Given problem:
Without including any pictures, write out the listing below exactly.

Record set:
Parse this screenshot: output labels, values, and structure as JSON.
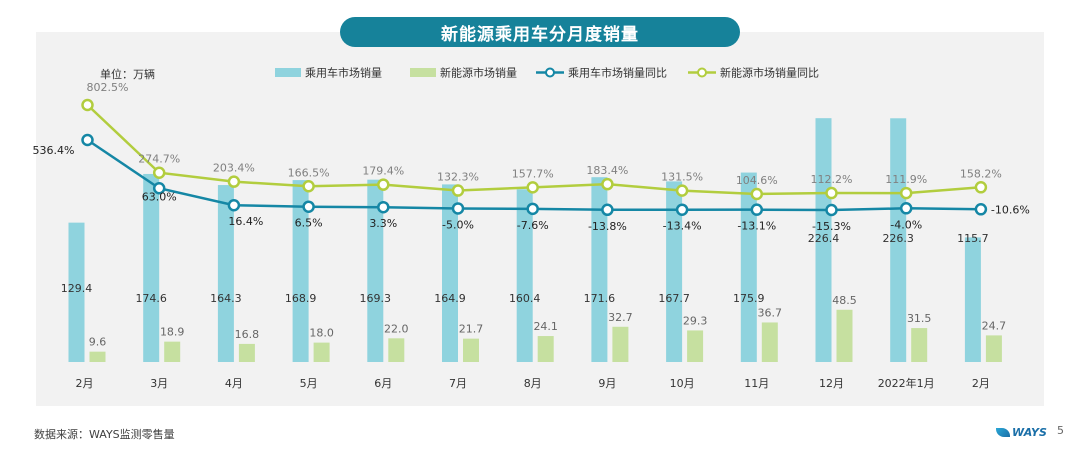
{
  "title": "新能源乘用车分月度销量",
  "unit_label": "单位：万辆",
  "source": "数据来源：WAYS监测零售量",
  "logo_text": "WAYS",
  "page_number": "5",
  "colors": {
    "bar_passenger": "#8fd3de",
    "bar_nev": "#c6e0a0",
    "line_passenger": "#1587a5",
    "line_nev": "#b2cd3e",
    "background": "#f2f2f2"
  },
  "chart_data": {
    "type": "bar+line",
    "categories": [
      "2月",
      "3月",
      "4月",
      "5月",
      "6月",
      "7月",
      "8月",
      "9月",
      "10月",
      "11月",
      "12月",
      "2022年1月",
      "2月"
    ],
    "series": [
      {
        "name": "乘用车市场销量",
        "type": "bar",
        "values": [
          129.4,
          174.6,
          164.3,
          168.9,
          169.3,
          164.9,
          160.4,
          171.6,
          167.7,
          175.9,
          226.4,
          226.3,
          115.7
        ],
        "labels": [
          "129.4",
          "174.6",
          "164.3",
          "168.9",
          "169.3",
          "164.9",
          "160.4",
          "171.6",
          "167.7",
          "175.9",
          "226.4",
          "226.3",
          "115.7"
        ]
      },
      {
        "name": "新能源市场销量",
        "type": "bar",
        "values": [
          9.6,
          18.9,
          16.8,
          18.0,
          22.0,
          21.7,
          24.1,
          32.7,
          29.3,
          36.7,
          48.5,
          31.5,
          24.7
        ],
        "labels": [
          "9.6",
          "18.9",
          "16.8",
          "18.0",
          "22.0",
          "21.7",
          "24.1",
          "32.7",
          "29.3",
          "36.7",
          "48.5",
          "31.5",
          "24.7"
        ]
      },
      {
        "name": "乘用车市场销量同比",
        "type": "line",
        "values": [
          536.4,
          63.0,
          16.4,
          6.5,
          3.3,
          -5.0,
          -7.6,
          -13.8,
          -13.4,
          -13.1,
          -15.3,
          -4.0,
          -10.6
        ],
        "labels": [
          "536.4%",
          "63.0%",
          "16.4%",
          "6.5%",
          "3.3%",
          "-5.0%",
          "-7.6%",
          "-13.8%",
          "-13.4%",
          "-13.1%",
          "-15.3%",
          "-4.0%",
          "-10.6%"
        ]
      },
      {
        "name": "新能源市场销量同比",
        "type": "line",
        "values": [
          802.5,
          274.7,
          203.4,
          166.5,
          179.4,
          132.3,
          157.7,
          183.4,
          131.5,
          104.6,
          112.2,
          111.9,
          158.2
        ],
        "labels": [
          "802.5%",
          "274.7%",
          "203.4%",
          "166.5%",
          "179.4%",
          "132.3%",
          "157.7%",
          "183.4%",
          "131.5%",
          "104.6%",
          "112.2%",
          "111.9%",
          "158.2%"
        ]
      }
    ],
    "legend_position": "top",
    "grid": false
  }
}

Task answer:
Parse this screenshot: output labels, values, and structure as JSON.
{
  "title": "新能源乘用车分月度销量",
  "unit_label": "单位：万辆",
  "source": "数据来源：WAYS监测零售量",
  "logo_text": "WAYS",
  "page_number": "5",
  "colors": {
    "bar_passenger": "#8fd3de",
    "bar_nev": "#c6e0a0",
    "line_passenger": "#1587a5",
    "line_nev": "#b2cd3e",
    "background": "#f2f2f2"
  },
  "chart_data": {
    "type": "bar+line",
    "categories": [
      "2月",
      "3月",
      "4月",
      "5月",
      "6月",
      "7月",
      "8月",
      "9月",
      "10月",
      "11月",
      "12月",
      "2022年1月",
      "2月"
    ],
    "series": [
      {
        "name": "乘用车市场销量",
        "type": "bar",
        "values": [
          129.4,
          174.6,
          164.3,
          168.9,
          169.3,
          164.9,
          160.4,
          171.6,
          167.7,
          175.9,
          226.4,
          226.3,
          115.7
        ],
        "labels": [
          "129.4",
          "174.6",
          "164.3",
          "168.9",
          "169.3",
          "164.9",
          "160.4",
          "171.6",
          "167.7",
          "175.9",
          "226.4",
          "226.3",
          "115.7"
        ]
      },
      {
        "name": "新能源市场销量",
        "type": "bar",
        "values": [
          9.6,
          18.9,
          16.8,
          18.0,
          22.0,
          21.7,
          24.1,
          32.7,
          29.3,
          36.7,
          48.5,
          31.5,
          24.7
        ],
        "labels": [
          "9.6",
          "18.9",
          "16.8",
          "18.0",
          "22.0",
          "21.7",
          "24.1",
          "32.7",
          "29.3",
          "36.7",
          "48.5",
          "31.5",
          "24.7"
        ]
      },
      {
        "name": "乘用车市场销量同比",
        "type": "line",
        "values": [
          536.4,
          63.0,
          16.4,
          6.5,
          3.3,
          -5.0,
          -7.6,
          -13.8,
          -13.4,
          -13.1,
          -15.3,
          -4.0,
          -10.6
        ],
        "labels": [
          "536.4%",
          "63.0%",
          "16.4%",
          "6.5%",
          "3.3%",
          "-5.0%",
          "-7.6%",
          "-13.8%",
          "-13.4%",
          "-13.1%",
          "-15.3%",
          "-4.0%",
          "-10.6%"
        ]
      },
      {
        "name": "新能源市场销量同比",
        "type": "line",
        "values": [
          802.5,
          274.7,
          203.4,
          166.5,
          179.4,
          132.3,
          157.7,
          183.4,
          131.5,
          104.6,
          112.2,
          111.9,
          158.2
        ],
        "labels": [
          "802.5%",
          "274.7%",
          "203.4%",
          "166.5%",
          "179.4%",
          "132.3%",
          "157.7%",
          "183.4%",
          "131.5%",
          "104.6%",
          "112.2%",
          "111.9%",
          "158.2%"
        ]
      }
    ],
    "legend_position": "top",
    "grid": false
  }
}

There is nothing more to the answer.